> WHAT THE TASK REQUIRES
Print every line of the listing exactly, please.

Collection entries
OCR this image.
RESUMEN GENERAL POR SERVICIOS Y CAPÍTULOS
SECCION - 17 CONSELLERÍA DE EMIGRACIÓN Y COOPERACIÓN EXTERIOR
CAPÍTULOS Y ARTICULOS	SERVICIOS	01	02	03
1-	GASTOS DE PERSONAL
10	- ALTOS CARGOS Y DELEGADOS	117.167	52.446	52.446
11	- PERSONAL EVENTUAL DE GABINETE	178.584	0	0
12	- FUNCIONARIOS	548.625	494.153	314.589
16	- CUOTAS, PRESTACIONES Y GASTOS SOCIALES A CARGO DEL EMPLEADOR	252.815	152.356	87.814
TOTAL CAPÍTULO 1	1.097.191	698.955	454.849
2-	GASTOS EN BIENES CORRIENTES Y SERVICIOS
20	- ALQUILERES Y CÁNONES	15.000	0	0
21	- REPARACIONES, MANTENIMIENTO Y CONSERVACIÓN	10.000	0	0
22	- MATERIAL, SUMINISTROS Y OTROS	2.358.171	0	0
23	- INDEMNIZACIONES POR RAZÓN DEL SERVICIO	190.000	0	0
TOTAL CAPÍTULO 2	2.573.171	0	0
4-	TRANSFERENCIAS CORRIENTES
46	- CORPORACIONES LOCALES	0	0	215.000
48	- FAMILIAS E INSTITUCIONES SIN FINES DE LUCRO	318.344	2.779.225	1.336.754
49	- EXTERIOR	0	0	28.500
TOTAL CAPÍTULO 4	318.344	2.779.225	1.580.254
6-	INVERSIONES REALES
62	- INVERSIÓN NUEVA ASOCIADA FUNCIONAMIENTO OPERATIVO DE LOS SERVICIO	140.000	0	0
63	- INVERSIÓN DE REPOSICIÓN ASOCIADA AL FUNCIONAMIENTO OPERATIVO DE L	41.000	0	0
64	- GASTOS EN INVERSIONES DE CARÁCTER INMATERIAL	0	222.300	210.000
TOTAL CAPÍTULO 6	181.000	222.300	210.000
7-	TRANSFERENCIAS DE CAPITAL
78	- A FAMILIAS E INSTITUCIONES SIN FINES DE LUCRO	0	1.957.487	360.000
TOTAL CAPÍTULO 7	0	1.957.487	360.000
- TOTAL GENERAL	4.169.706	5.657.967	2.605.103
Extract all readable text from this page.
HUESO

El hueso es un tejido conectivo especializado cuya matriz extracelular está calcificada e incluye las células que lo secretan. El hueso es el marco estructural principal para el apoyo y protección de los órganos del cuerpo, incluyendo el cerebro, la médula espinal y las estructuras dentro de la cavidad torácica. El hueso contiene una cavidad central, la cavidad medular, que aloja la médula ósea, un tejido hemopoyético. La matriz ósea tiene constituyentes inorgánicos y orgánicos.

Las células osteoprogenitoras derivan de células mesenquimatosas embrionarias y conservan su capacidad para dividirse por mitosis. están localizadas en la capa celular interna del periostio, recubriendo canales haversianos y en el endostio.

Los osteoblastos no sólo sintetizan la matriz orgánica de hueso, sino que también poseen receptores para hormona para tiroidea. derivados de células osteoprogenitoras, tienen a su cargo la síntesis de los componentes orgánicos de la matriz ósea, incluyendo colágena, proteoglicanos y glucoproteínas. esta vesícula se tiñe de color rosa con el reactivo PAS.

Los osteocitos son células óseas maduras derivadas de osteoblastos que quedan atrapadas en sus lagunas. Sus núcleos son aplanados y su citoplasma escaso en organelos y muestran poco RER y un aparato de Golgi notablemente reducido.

> FULL OUTPUT
OCR this image.
RESUMEN GENERAL POR SERVICIOS Y CAPÍTULOS
SECCION - 17 CONSELLERÍA DE EMIGRACIÓN Y COOPERACIÓN EXTERIOR
CAPÍTULOS Y ARTICULOS	SERVICIOS	01	02	03
1-	GASTOS DE PERSONAL
10	- ALTOS CARGOS Y DELEGADOS	117.167	52.446	52.446
11	- PERSONAL EVENTUAL DE GABINETE	178.584	0	0
12	- FUNCIONARIOS	548.625	494.153	314.589
16	- CUOTAS, PRESTACIONES Y GASTOS SOCIALES A CARGO DEL EMPLEADOR	252.815	152.356	87.814
TOTAL CAPÍTULO 1	1.097.191	698.955	454.849
2-	GASTOS EN BIENES CORRIENTES Y SERVICIOS
20	- ALQUILERES Y CÁNONES	15.000	0	0
21	- REPARACIONES, MANTENIMIENTO Y CONSERVACIÓN	10.000	0	0
22	- MATERIAL, SUMINISTROS Y OTROS	2.358.171	0	0
23	- INDEMNIZACIONES POR RAZÓN DEL SERVICIO	190.000	0	0
TOTAL CAPÍTULO 2	2.573.171	0	0
4-	TRANSFERENCIAS CORRIENTES
46	- CORPORACIONES LOCALES	0	0	215.000
48	- FAMILIAS E INSTITUCIONES SIN FINES DE LUCRO	318.344	2.779.225	1.336.754
49	- EXTERIOR	0	0	28.500
TOTAL CAPÍTULO 4	318.344	2.779.225	1.580.254
6-	INVERSIONES REALES
62	- INVERSIÓN NUEVA ASOCIADA FUNCIONAMIENTO OPERATIVO DE LOS SERVICIO	140.000	0	0
63	- INVERSIÓN DE REPOSICIÓN ASOCIADA AL FUNCIONAMIENTO OPERATIVO DE L	41.000	0	0
64	- GASTOS EN INVERSIONES DE CARÁCTER INMATERIAL	0	222.300	210.000
TOTAL CAPÍTULO 6	181.000	222.300	210.000
7-	TRANSFERENCIAS DE CAPITAL
78	- A FAMILIAS E INSTITUCIONES SIN FINES DE LUCRO	0	1.957.487	360.000
TOTAL CAPÍTULO 7	0	1.957.487	360.000
- TOTAL GENERAL	4.169.706	5.657.967	2.605.103
Extract all readable text from this page.
HUESO

El hueso es un tejido conectivo especializado cuya matriz extracelular está calcificada e incluye las células que lo secretan. El hueso es el marco estructural principal para el apoyo y protección de los órganos del cuerpo, incluyendo el cerebro, la médula espinal y las estructuras dentro de la cavidad torácica. El hueso contiene una cavidad central, la cavidad medular, que aloja la médula ósea, un tejido hemopoyético. La matriz ósea tiene constituyentes inorgánicos y orgánicos.

Las células osteoprogenitoras derivan de células mesenquimatosas embrionarias y conservan su capacidad para dividirse por mitosis. están localizadas en la capa celular interna del periostio, recubriendo canales haversianos y en el endostio.

Los osteoblastos no sólo sintetizan la matriz orgánica de hueso, sino que también poseen receptores para hormona para tiroidea. derivados de células osteoprogenitoras, tienen a su cargo la síntesis de los componentes orgánicos de la matriz ósea, incluyendo colágena, proteoglicanos y glucoproteínas. esta vesícula se tiñe de color rosa con el reactivo PAS.

Los osteocitos son células óseas maduras derivadas de osteoblastos que quedan atrapadas en sus lagunas. Sus núcleos son aplanados y su citoplasma escaso en organelos y muestran poco RER y un aparato de Golgi notablemente reducido.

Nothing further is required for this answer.